__Supplied text__:
Both high-dose and low-dose protocols have been investigated. A high-dose protocol consists of a single treatment of high-energy shock waves (1300mJ/mm-2). This painful procedure requires anesthesia. A low- dose protocol consists of multiple treatments, spaced one week to one month apart, in which a lower dose of shock waves is applied. This protocol does not require anesthesia. The FDA-labeled indication for the OssaTron and Epos Ultra devices specifically describes a high-dose protocol, while the labeled indication for the Sonocur device describes a low-dose protocol.

In 2007, Dolorclast® (EMS Electro Medical Systems), a radial ESWT, was approved by FDA through the premarket approval process. Radial ESWT is generated ballistically by accelerating a bullet to hit an applicator, which transforms the kinetic energy into radially expanding shock waves. Radial ESWT is described as an alternative to focused ESWT and is said to address larger treatment areas, thus providing potential advantages in superficial applications like tendinopathies. The FDA-approved indication is for the treatment of patients 18 years and older with chronic proximal plantar fasciitis and a history of unsuccessful conservative therapy.

__What the exercise asks__:
Update the shock wave therapy text from "In 2007, Dolorclast®" to "unsuccessful conservative therapy.", replacing "bullet" with "projectile".

__Entries provided__:
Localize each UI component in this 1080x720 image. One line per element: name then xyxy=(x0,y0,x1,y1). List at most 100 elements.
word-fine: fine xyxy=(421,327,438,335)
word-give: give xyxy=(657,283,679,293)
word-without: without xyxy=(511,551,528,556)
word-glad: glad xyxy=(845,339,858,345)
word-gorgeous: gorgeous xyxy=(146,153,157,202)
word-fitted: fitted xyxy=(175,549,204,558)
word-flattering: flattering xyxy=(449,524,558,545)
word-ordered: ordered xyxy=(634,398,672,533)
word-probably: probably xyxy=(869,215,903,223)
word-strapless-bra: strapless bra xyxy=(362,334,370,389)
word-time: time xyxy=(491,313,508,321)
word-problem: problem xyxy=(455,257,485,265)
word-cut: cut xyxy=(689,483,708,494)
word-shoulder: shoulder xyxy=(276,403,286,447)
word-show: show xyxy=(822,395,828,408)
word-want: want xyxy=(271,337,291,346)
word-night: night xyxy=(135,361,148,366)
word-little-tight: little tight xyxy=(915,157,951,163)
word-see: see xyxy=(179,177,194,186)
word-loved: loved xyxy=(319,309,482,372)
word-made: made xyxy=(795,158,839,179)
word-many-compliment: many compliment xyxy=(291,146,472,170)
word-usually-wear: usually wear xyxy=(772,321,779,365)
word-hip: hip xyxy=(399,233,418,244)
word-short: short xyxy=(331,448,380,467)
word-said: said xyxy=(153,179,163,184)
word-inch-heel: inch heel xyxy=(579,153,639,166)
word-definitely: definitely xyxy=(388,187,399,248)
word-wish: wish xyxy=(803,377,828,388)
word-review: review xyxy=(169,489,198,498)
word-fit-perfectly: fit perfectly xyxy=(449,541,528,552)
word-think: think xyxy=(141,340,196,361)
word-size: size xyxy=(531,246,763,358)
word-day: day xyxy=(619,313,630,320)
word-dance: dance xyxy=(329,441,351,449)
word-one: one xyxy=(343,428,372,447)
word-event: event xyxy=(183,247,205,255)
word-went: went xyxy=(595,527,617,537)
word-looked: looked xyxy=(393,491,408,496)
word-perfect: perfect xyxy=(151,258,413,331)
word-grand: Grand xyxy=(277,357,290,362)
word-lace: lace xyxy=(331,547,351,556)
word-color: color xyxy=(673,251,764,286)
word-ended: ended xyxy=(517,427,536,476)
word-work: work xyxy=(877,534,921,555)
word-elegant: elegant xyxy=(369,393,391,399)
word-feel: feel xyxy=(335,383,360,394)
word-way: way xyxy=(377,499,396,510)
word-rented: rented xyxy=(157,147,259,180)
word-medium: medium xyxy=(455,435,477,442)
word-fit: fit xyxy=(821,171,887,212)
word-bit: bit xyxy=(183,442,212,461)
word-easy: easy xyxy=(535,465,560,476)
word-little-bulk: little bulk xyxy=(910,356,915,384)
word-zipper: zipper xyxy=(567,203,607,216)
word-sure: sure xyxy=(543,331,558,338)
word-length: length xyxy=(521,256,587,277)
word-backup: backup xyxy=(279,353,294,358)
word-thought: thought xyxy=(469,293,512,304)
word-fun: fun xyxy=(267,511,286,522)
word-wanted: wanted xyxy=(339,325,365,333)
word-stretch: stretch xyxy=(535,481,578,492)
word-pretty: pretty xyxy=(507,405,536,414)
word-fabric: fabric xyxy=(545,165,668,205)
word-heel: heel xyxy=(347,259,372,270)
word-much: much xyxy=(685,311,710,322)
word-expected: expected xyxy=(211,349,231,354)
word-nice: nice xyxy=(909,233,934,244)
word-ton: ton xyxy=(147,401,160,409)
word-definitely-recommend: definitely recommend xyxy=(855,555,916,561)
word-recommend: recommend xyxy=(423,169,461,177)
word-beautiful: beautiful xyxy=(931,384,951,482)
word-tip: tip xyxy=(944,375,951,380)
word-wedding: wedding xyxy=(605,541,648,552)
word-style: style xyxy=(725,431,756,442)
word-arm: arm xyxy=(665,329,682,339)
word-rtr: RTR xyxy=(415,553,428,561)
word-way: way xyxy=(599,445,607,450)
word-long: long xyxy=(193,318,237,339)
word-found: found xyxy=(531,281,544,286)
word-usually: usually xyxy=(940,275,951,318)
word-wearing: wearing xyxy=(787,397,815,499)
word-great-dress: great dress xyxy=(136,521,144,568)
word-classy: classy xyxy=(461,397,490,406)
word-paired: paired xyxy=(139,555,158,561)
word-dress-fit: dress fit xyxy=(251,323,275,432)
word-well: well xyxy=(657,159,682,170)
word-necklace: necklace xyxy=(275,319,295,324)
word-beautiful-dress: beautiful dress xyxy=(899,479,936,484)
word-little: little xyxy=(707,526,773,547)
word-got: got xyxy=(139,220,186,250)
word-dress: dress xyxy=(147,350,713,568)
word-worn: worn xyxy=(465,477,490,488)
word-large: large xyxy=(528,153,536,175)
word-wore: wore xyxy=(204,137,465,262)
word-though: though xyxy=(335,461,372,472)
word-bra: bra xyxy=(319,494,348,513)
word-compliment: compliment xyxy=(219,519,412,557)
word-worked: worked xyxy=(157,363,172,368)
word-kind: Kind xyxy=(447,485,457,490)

__Response to this exercise__:
In 2007, Dolorclast® (EMS Electro Medical Systems), a radial ESWT, was approved by FDA through the premarket approval process. Radial ESWT is generated ballistically by accelerating a projectile to hit an applicator, which transforms the kinetic energy into radially expanding shock waves. Radial ESWT is described as an alternative to focused ESWT and is said to address larger treatment areas, thus providing potential advantages in superficial applications like tendinopathies. The FDA-approved indication is for the treatment of patients 18 years and older with chronic proximal plantar fasciitis and a history of unsuccessful conservative therapy.